| What you are asked to do |
Find out how many lines of the material contain the string "from" and give only that figure.

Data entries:
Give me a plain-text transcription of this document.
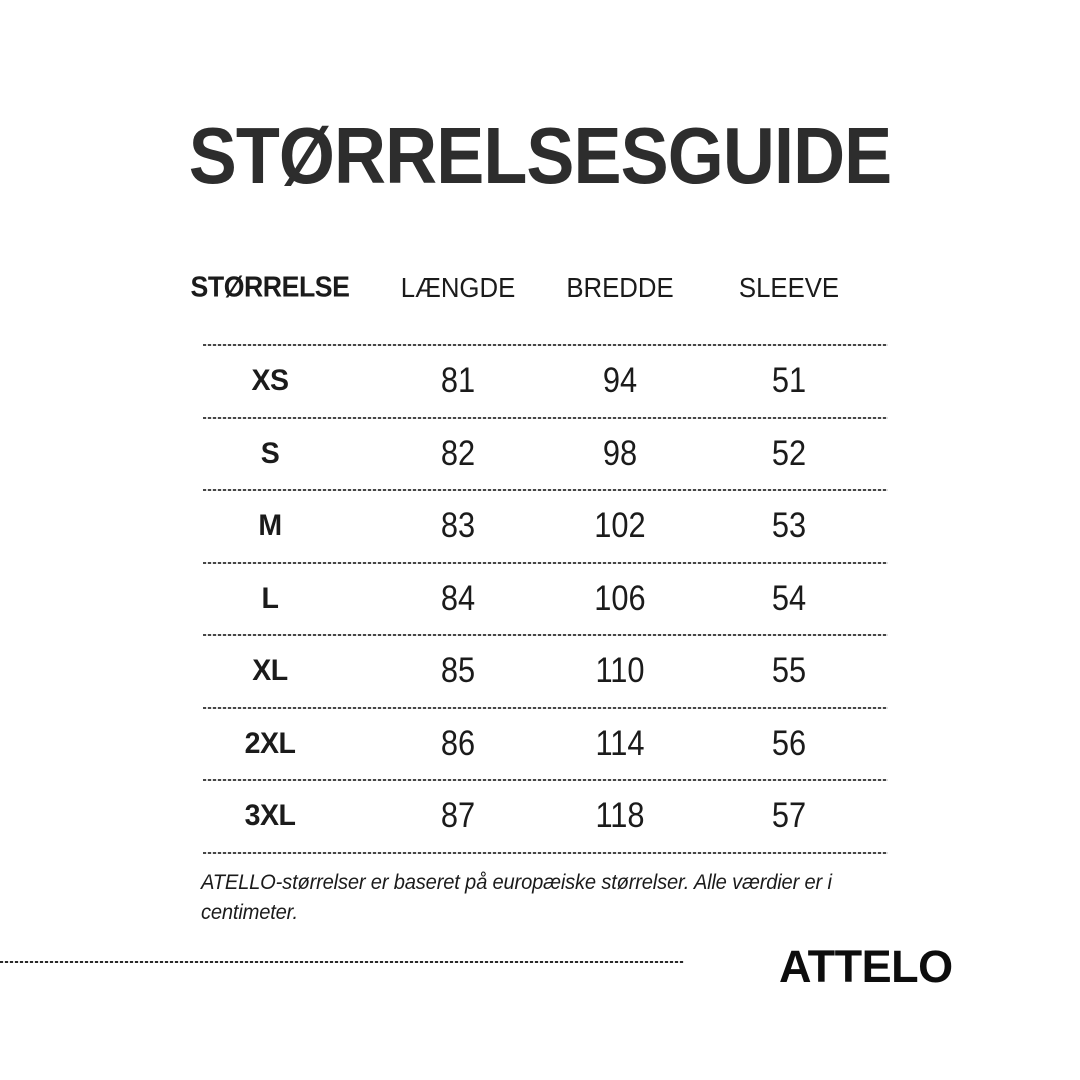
STØRRELSESGUIDE
STØRRELSE LÆNGDE BREDDE SLEEVE
XS	81	94	51
S	82	98	52
M	83	102	53
L	84	106	54
XL	85	110	55
2XL	86	114	56
3XL	87	118	57

ATELLO-størrelser er baseret på europæiske størrelser. Alle værdier er i centimeter.

ATTELO
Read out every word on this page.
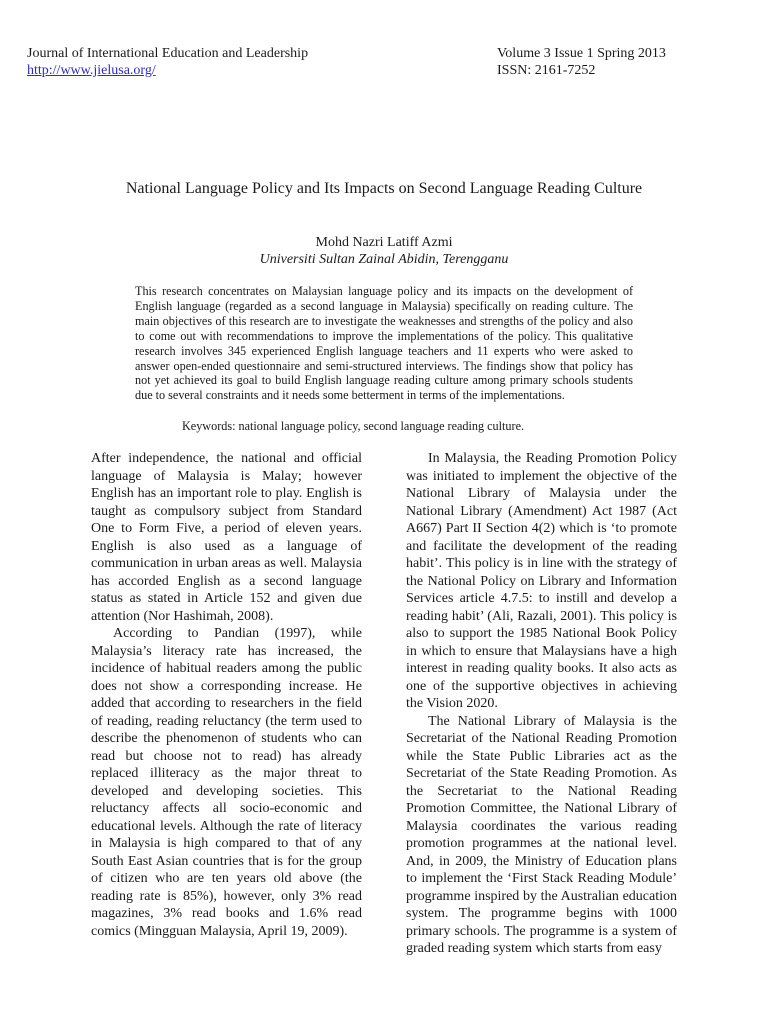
Journal of International Education and Leadership
http://www.jielusa.org/
Volume 3 Issue 1 Spring 2013
ISSN: 2161-7252
National Language Policy and Its Impacts on Second Language Reading Culture
Mohd Nazri Latiff Azmi
Universiti Sultan Zainal Abidin, Terengganu

This research concentrates on Malaysian language policy and its impacts on the development of English language (regarded as a second language in Malaysia) specifically on reading culture. The main objectives of this research are to investigate the weaknesses and strengths of the policy and also to come out with recommendations to improve the implementations of the policy. This qualitative research involves 345 experienced English language teachers and 11 experts who were asked to answer open-ended questionnaire and semi-structured interviews. The findings show that policy has not yet achieved its goal to build English language reading culture among primary schools students due to several constraints and it needs some betterment in terms of the implementations.

Keywords: national language policy, second language reading culture.

After independence, the national and official language of Malaysia is Malay; however English has an important role to play. English is taught as compulsory subject from Standard One to Form Five, a period of eleven years. English is also used as a language of communication in urban areas as well. Malaysia has accorded English as a second language status as stated in Article 152 and given due attention (Nor Hashimah, 2008).

According to Pandian (1997), while Malaysia’s literacy rate has increased, the incidence of habitual readers among the public does not show a corresponding increase. He added that according to researchers in the field of reading, reading reluctancy (the term used to describe the phenomenon of students who can read but choose not to read) has already replaced illiteracy as the major threat to developed and developing societies. This reluctancy affects all socio-economic and educational levels. Although the rate of literacy in Malaysia is high compared to that of any South East Asian countries that is for the group of citizen who are ten years old above (the reading rate is 85%), however, only 3% read magazines, 3% read books and 1.6% read comics (Mingguan Malaysia, April 19, 2009).

In Malaysia, the Reading Promotion Policy was initiated to implement the objective of the National Library of Malaysia under the National Library (Amendment) Act 1987 (Act A667) Part II Section 4(2) which is ‘to promote and facilitate the development of the reading habit’. This policy is in line with the strategy of the National Policy on Library and Information Services article 4.7.5: to instill and develop a reading habit’ (Ali, Razali, 2001). This policy is also to support the 1985 National Book Policy in which to ensure that Malaysians have a high interest in reading quality books. It also acts as one of the supportive objectives in achieving the Vision 2020.

The National Library of Malaysia is the Secretariat of the National Reading Promotion while the State Public Libraries act as the Secretariat of the State Reading Promotion. As the Secretariat to the National Reading Promotion Committee, the National Library of Malaysia coordinates the various reading promotion programmes at the national level. And, in 2009, the Ministry of Education plans to implement the ‘First Stack Reading Module’ programme inspired by the Australian education system. The programme begins with 1000 primary schools. The programme is a system of graded reading system which starts from easy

| Task answer |
2